Page:
Start
I've tried this with Audi before. If the specification is on the website then they are not liable for the error. If you drive off without asking or pointing out the missing specification there's nothing much you can do about it I'm afraid.

The first TT I've bought was advertised on the website as having xenons. Even the salesperson told me it had xenons (but I didn't check it before driving off). After finding out I called the Manager and all I got was an apology.


----------



## mrlossy (Sep 27, 2009)

Just got off the phone from the sales manager who has agreed to refund £930 from the purchase price. I accepted and am happy with the outcome. Thanks for all the constrictive advice.


----------



## Mark Davies (Apr 10, 2007)

Glad you got a result. One thing this thread highlights is that if you ask a legal question on an internet forum you are liable to get some bloody appalling advice. Half of what was posted here was complete rubbish. If people don't absolutely *know* what they are talking about then they really should keep their opinions to themselves rather than give people what could be a very costly bum-steer.
End
Items:
Start
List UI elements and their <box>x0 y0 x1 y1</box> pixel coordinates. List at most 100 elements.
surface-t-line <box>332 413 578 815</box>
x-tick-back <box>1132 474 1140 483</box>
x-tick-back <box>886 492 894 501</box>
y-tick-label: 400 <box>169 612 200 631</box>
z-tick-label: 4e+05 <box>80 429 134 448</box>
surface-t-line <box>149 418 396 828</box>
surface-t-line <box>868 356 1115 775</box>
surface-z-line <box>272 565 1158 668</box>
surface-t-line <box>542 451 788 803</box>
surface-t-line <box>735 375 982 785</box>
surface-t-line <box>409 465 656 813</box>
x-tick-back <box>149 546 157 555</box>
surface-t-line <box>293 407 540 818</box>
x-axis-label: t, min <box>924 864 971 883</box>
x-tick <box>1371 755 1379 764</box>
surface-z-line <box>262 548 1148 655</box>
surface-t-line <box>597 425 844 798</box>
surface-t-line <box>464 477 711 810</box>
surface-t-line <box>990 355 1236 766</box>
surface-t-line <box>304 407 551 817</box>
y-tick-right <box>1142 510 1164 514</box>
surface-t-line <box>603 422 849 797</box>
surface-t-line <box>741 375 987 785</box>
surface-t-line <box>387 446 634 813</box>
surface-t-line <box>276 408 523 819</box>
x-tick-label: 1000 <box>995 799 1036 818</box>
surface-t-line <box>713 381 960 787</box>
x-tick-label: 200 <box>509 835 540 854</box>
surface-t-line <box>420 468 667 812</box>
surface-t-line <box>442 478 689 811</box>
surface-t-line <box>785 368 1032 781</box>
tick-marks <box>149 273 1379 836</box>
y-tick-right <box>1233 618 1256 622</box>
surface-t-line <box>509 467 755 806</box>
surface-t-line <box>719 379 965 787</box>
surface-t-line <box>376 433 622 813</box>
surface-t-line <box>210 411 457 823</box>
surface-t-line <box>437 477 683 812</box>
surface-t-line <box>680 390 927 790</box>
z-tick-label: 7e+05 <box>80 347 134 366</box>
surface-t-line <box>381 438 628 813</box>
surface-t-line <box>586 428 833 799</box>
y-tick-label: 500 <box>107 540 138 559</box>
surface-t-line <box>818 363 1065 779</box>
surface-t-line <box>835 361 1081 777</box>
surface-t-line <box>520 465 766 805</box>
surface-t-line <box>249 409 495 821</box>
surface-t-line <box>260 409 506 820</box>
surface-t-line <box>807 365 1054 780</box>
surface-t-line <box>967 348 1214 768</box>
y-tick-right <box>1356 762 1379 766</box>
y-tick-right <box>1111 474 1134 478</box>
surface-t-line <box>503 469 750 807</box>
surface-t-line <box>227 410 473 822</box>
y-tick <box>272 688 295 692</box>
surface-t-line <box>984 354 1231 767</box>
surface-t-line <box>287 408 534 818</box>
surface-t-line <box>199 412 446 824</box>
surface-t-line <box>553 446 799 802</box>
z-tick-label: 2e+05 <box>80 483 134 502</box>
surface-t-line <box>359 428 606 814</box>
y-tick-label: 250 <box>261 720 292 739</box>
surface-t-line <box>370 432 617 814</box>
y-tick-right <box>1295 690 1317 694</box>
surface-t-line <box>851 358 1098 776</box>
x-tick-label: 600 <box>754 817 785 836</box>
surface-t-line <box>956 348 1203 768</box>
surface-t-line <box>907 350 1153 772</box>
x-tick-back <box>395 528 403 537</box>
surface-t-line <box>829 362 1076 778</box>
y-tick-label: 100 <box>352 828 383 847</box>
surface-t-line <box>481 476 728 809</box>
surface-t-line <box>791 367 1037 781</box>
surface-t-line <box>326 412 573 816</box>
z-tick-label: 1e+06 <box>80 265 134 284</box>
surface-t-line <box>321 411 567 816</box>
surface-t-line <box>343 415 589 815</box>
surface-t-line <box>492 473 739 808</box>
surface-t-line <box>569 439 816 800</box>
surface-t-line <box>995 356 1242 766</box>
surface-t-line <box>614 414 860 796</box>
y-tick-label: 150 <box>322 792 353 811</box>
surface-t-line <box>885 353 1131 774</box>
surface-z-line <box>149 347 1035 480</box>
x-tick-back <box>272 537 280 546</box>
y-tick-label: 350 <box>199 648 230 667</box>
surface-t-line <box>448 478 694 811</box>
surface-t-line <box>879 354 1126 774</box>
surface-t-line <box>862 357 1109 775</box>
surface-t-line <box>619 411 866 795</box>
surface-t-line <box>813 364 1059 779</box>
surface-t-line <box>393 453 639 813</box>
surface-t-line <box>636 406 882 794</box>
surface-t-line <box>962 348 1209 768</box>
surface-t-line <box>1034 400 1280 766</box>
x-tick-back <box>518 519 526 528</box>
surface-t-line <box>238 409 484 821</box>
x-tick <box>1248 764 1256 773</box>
End
The task: Can you reproduce the passage of the forum thread about the missing car specification word for word, starting at "Just got off" and ending at "very costly bum-steer."?

Exercise result:
Just got off the phone from the sales manager who has agreed to refund £930 from the purchase price. I accepted and am happy with the outcome. Thanks for all the constrictive advice.


----------



## Mark Davies (Apr 10, 2007)

Glad you got a result. One thing this thread highlights is that if you ask a legal question on an internet forum you are liable to get some bloody appalling advice. Half of what was posted here was complete rubbish. If people don't absolutely *know* what they are talking about then they really should keep their opinions to themselves rather than give people what could be a very costly bum-steer.